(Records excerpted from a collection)
☆ ☆ ☆ ☆

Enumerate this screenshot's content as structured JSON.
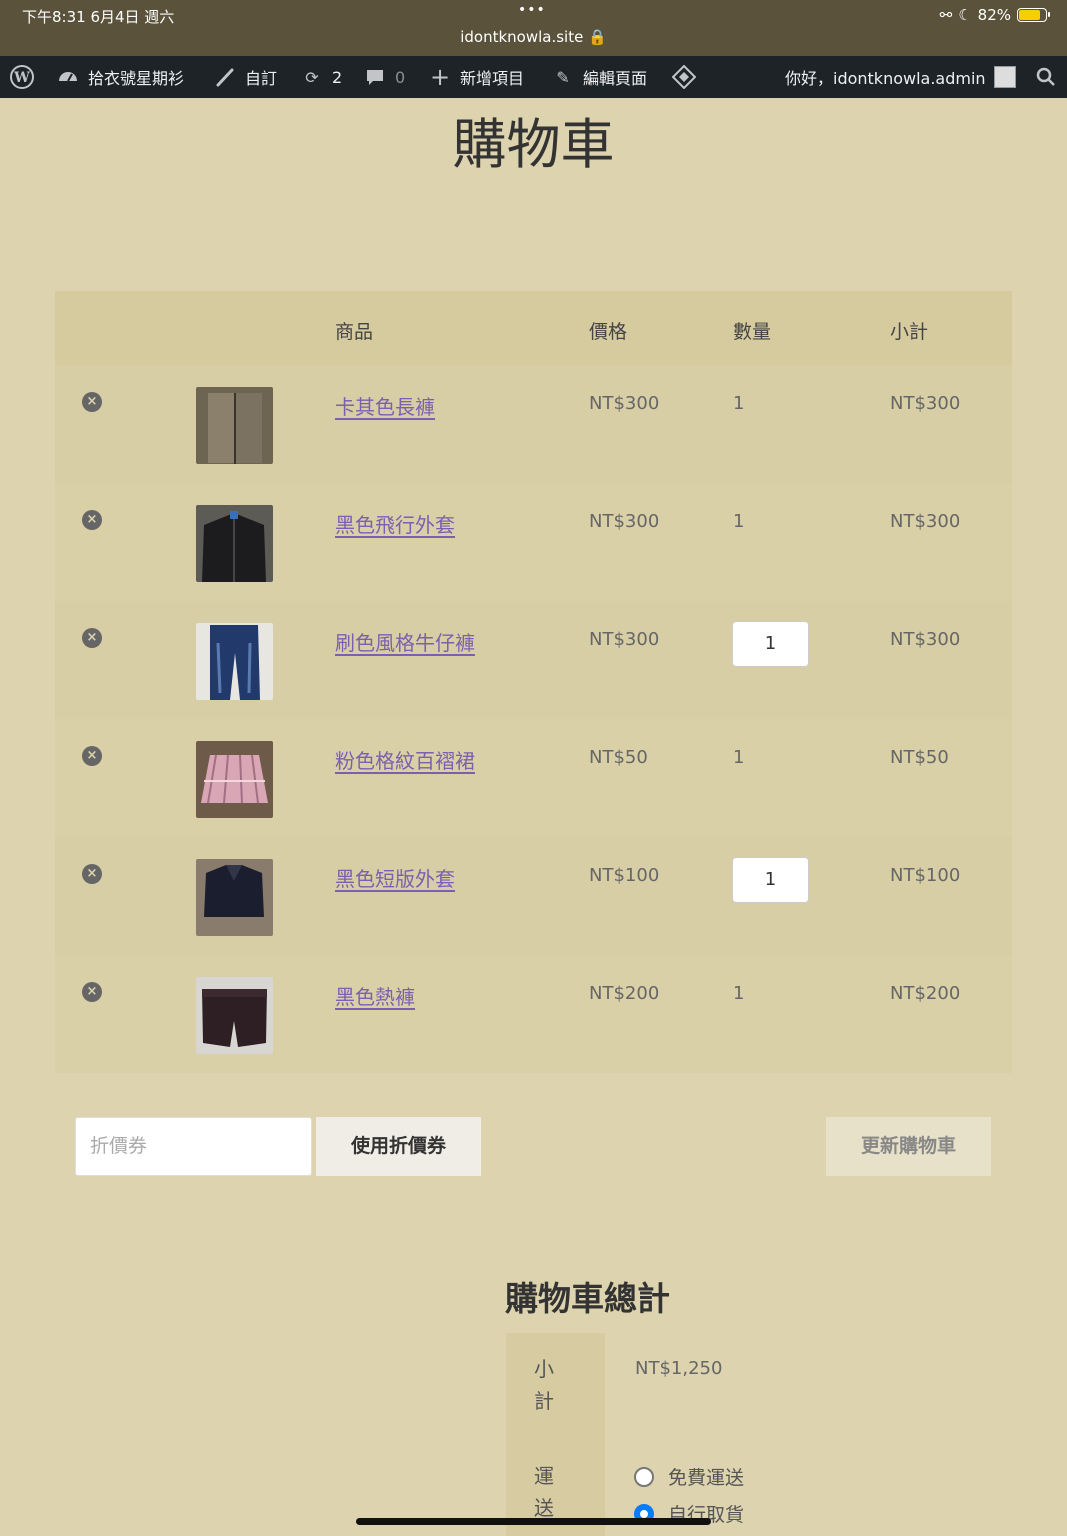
{
  "status_bar": {
    "time": "下午8:31   6月4日 週六",
    "dots": "•••",
    "url": "idontknowla.site 🔒",
    "battery": "82%"
  },
  "admin_bar": {
    "site_name": "拾衣號星期衫",
    "customize": "自訂",
    "updates": "2",
    "comments": "0",
    "new": "新增項目",
    "edit": "編輯頁面",
    "greeting": "你好，idontknowla.admin"
  },
  "page": {
    "title": "購物車"
  },
  "cart": {
    "headers": {
      "product": "商品",
      "price": "價格",
      "quantity": "數量",
      "subtotal": "小計"
    },
    "items": [
      {
        "name": "卡其色長褲",
        "price": "NT$300",
        "qty": "1",
        "subtotal": "NT$300",
        "qty_input": false
      },
      {
        "name": "黑色飛行外套",
        "price": "NT$300",
        "qty": "1",
        "subtotal": "NT$300",
        "qty_input": false
      },
      {
        "name": "刷色風格牛仔褲",
        "price": "NT$300",
        "qty": "1",
        "subtotal": "NT$300",
        "qty_input": true
      },
      {
        "name": "粉色格紋百褶裙",
        "price": "NT$50",
        "qty": "1",
        "subtotal": "NT$50",
        "qty_input": false
      },
      {
        "name": "黑色短版外套",
        "price": "NT$100",
        "qty": "1",
        "subtotal": "NT$100",
        "qty_input": true
      },
      {
        "name": "黑色熱褲",
        "price": "NT$200",
        "qty": "1",
        "subtotal": "NT$200",
        "qty_input": false
      }
    ],
    "remove_icon": "×"
  },
  "actions": {
    "coupon_placeholder": "折價券",
    "apply_coupon": "使用折價券",
    "update_cart": "更新購物車"
  },
  "totals": {
    "title": "購物車總計",
    "subtotal_label_1": "小",
    "subtotal_label_2": "計",
    "subtotal_value": "NT$1,250",
    "shipping_label_1": "運",
    "shipping_label_2": "送",
    "shipping_options": [
      "免費運送",
      "自行取貨"
    ]
  }
}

☆ ☆ ☆ ☆

DIRECTION. Return the entries unchanged, save for the pictures, which do not belong in the copy.

EXERCISE RESPONSE.
Enumerate this screenshot's content as structured JSON.
{
  "status_bar": {
    "time": "下午8:31   6月4日 週六",
    "dots": "•••",
    "url": "idontknowla.site 🔒",
    "battery": "82%"
  },
  "admin_bar": {
    "site_name": "拾衣號星期衫",
    "customize": "自訂",
    "updates": "2",
    "comments": "0",
    "new": "新增項目",
    "edit": "編輯頁面",
    "greeting": "你好，idontknowla.admin"
  },
  "page": {
    "title": "購物車"
  },
  "cart": {
    "headers": {
      "product": "商品",
      "price": "價格",
      "quantity": "數量",
      "subtotal": "小計"
    },
    "items": [
      {
        "name": "卡其色長褲",
        "price": "NT$300",
        "qty": "1",
        "subtotal": "NT$300",
        "qty_input": false
      },
      {
        "name": "黑色飛行外套",
        "price": "NT$300",
        "qty": "1",
        "subtotal": "NT$300",
        "qty_input": false
      },
      {
        "name": "刷色風格牛仔褲",
        "price": "NT$300",
        "qty": "1",
        "subtotal": "NT$300",
        "qty_input": true
      },
      {
        "name": "粉色格紋百褶裙",
        "price": "NT$50",
        "qty": "1",
        "subtotal": "NT$50",
        "qty_input": false
      },
      {
        "name": "黑色短版外套",
        "price": "NT$100",
        "qty": "1",
        "subtotal": "NT$100",
        "qty_input": true
      },
      {
        "name": "黑色熱褲",
        "price": "NT$200",
        "qty": "1",
        "subtotal": "NT$200",
        "qty_input": false
      }
    ],
    "remove_icon": "×"
  },
  "actions": {
    "coupon_placeholder": "折價券",
    "apply_coupon": "使用折價券",
    "update_cart": "更新購物車"
  },
  "totals": {
    "title": "購物車總計",
    "subtotal_label_1": "小",
    "subtotal_label_2": "計",
    "subtotal_value": "NT$1,250",
    "shipping_label_1": "運",
    "shipping_label_2": "送",
    "shipping_options": [
      "免費運送",
      "自行取貨"
    ]
  }
}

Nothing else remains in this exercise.